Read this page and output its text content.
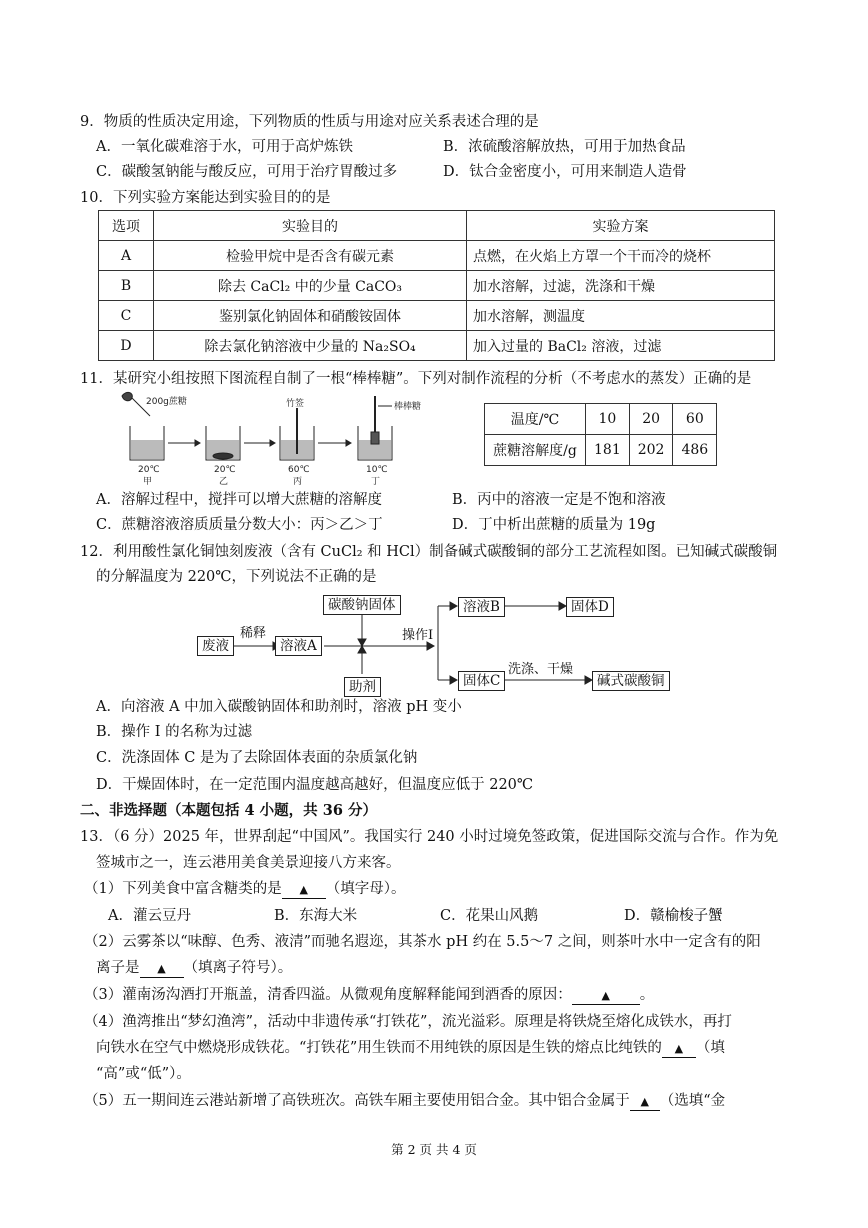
9．物质的性质决定用途，下列物质的性质与用途对应关系表述合理的是
A．一氧化碳难溶于水，可用于高炉炼铁	B．浓硫酸溶解放热，可用于加热食品
C．碳酸氢钠能与酸反应，可用于治疗胃酸过多	D．钛合金密度小，可用来制造人造骨
10．下列实验方案能达到实验目的的是
选项	实验目的	实验方案
A	检验甲烷中是否含有碳元素	点燃，在火焰上方罩一个干而冷的烧杯
B	除去 CaCl₂ 中的少量 CaCO₃	加水溶解，过滤，洗涤和干燥
C	鉴别氯化钠固体和硝酸铵固体	加水溶解，测温度
D	除去氯化钠溶液中少量的 Na₂SO₄	加入过量的 BaCl₂ 溶液，过滤
11．某研究小组按照下图流程自制了一根“棒棒糖”。下列对制作流程的分析（不考虑水的蒸发）正确的是
200g蔗糖	竹签	棒棒糖
20℃	20℃	60℃	10℃
甲	乙	丙	丁
温度/℃	10	20	60
蔗糖溶解度/g	181	202	486
A．溶解过程中，搅拌可以增大蔗糖的溶解度	B．丙中的溶液一定是不饱和溶液
C．蔗糖溶液溶质质量分数大小：丙＞乙＞丁	D．丁中析出蔗糖的质量为 19g
12．利用酸性氯化铜蚀刻废液（含有 CuCl₂ 和 HCl）制备碱式碳酸铜的部分工艺流程如图。已知碱式碳酸铜
的分解温度为 220℃，下列说法不正确的是
废液
稀释
溶液A
碳酸钠固体
助剂
操作Ⅰ
溶液B	固体D
固体C
洗涤、干燥
碱式碳酸铜
A．向溶液 A 中加入碳酸钠固体和助剂时，溶液 pH 变小
B．操作 I 的名称为过滤
C．洗涤固体 C 是为了去除固体表面的杂质氯化钠
D．干燥固体时，在一定范围内温度越高越好，但温度应低于 220℃
二、非选择题（本题包括 4 小题，共 36 分）
13．（6 分）2025 年，世界刮起“中国风”。我国实行 240 小时过境免签政策，促进国际交流与合作。作为免
签城市之一，连云港用美食美景迎接八方来客。
（1）下列美食中富含糖类的是 ▲ （填字母）。
A．灌云豆丹	B．东海大米	C．花果山风鹅	D．赣榆梭子蟹
（2）云雾茶以“味醇、色秀、液清”而驰名遐迩，其茶水 pH 约在 5.5～7 之间，则茶叶水中一定含有的阳
离子是 ▲ （填离子符号）。
（3）灌南汤沟酒打开瓶盖，清香四溢。从微观角度解释能闻到酒香的原因：	▲ 。
（4）渔湾推出“梦幻渔湾”，活动中非遗传承“打铁花”，流光溢彩。原理是将铁烧至熔化成铁水，再打
向铁水在空气中燃烧形成铁花。“打铁花”用生铁而不用纯铁的原因是生铁的熔点比纯铁的 ▲ （填
“高”或“低”）。
（5）五一期间连云港站新增了高铁班次。高铁车厢主要使用铝合金。其中铝合金属于 ▲ （选填“金
第 2 页 共 4 页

• [WHAT IS REQUIRED]: Return each line of the data, keeping its wording exact and omitting pictures.

• [COMPLETE RESPONSE]:
Read this page and output its text content.
9．物质的性质决定用途，下列物质的性质与用途对应关系表述合理的是
A．一氧化碳难溶于水，可用于高炉炼铁	B．浓硫酸溶解放热，可用于加热食品
C．碳酸氢钠能与酸反应，可用于治疗胃酸过多	D．钛合金密度小，可用来制造人造骨
10．下列实验方案能达到实验目的的是
选项	实验目的	实验方案
A	检验甲烷中是否含有碳元素	点燃，在火焰上方罩一个干而冷的烧杯
B	除去 CaCl₂ 中的少量 CaCO₃	加水溶解，过滤，洗涤和干燥
C	鉴别氯化钠固体和硝酸铵固体	加水溶解，测温度
D	除去氯化钠溶液中少量的 Na₂SO₄	加入过量的 BaCl₂ 溶液，过滤
11．某研究小组按照下图流程自制了一根“棒棒糖”。下列对制作流程的分析（不考虑水的蒸发）正确的是
200g蔗糖	竹签	棒棒糖
20℃	20℃	60℃	10℃
甲	乙	丙	丁
温度/℃	10	20	60
蔗糖溶解度/g	181	202	486
A．溶解过程中，搅拌可以增大蔗糖的溶解度	B．丙中的溶液一定是不饱和溶液
C．蔗糖溶液溶质质量分数大小：丙＞乙＞丁	D．丁中析出蔗糖的质量为 19g
12．利用酸性氯化铜蚀刻废液（含有 CuCl₂ 和 HCl）制备碱式碳酸铜的部分工艺流程如图。已知碱式碳酸铜
的分解温度为 220℃，下列说法不正确的是
废液
稀释
溶液A
碳酸钠固体
助剂
操作Ⅰ
溶液B	固体D
固体C
洗涤、干燥
碱式碳酸铜
A．向溶液 A 中加入碳酸钠固体和助剂时，溶液 pH 变小
B．操作 I 的名称为过滤
C．洗涤固体 C 是为了去除固体表面的杂质氯化钠
D．干燥固体时，在一定范围内温度越高越好，但温度应低于 220℃
二、非选择题（本题包括 4 小题，共 36 分）
13．（6 分）2025 年，世界刮起“中国风”。我国实行 240 小时过境免签政策，促进国际交流与合作。作为免
签城市之一，连云港用美食美景迎接八方来客。
（1）下列美食中富含糖类的是 ▲ （填字母）。
A．灌云豆丹	B．东海大米	C．花果山风鹅	D．赣榆梭子蟹
（2）云雾茶以“味醇、色秀、液清”而驰名遐迩，其茶水 pH 约在 5.5～7 之间，则茶叶水中一定含有的阳
离子是 ▲ （填离子符号）。
（3）灌南汤沟酒打开瓶盖，清香四溢。从微观角度解释能闻到酒香的原因：	▲ 。
（4）渔湾推出“梦幻渔湾”，活动中非遗传承“打铁花”，流光溢彩。原理是将铁烧至熔化成铁水，再打
向铁水在空气中燃烧形成铁花。“打铁花”用生铁而不用纯铁的原因是生铁的熔点比纯铁的 ▲ （填
“高”或“低”）。
（5）五一期间连云港站新增了高铁班次。高铁车厢主要使用铝合金。其中铝合金属于 ▲ （选填“金
第 2 页 共 4 页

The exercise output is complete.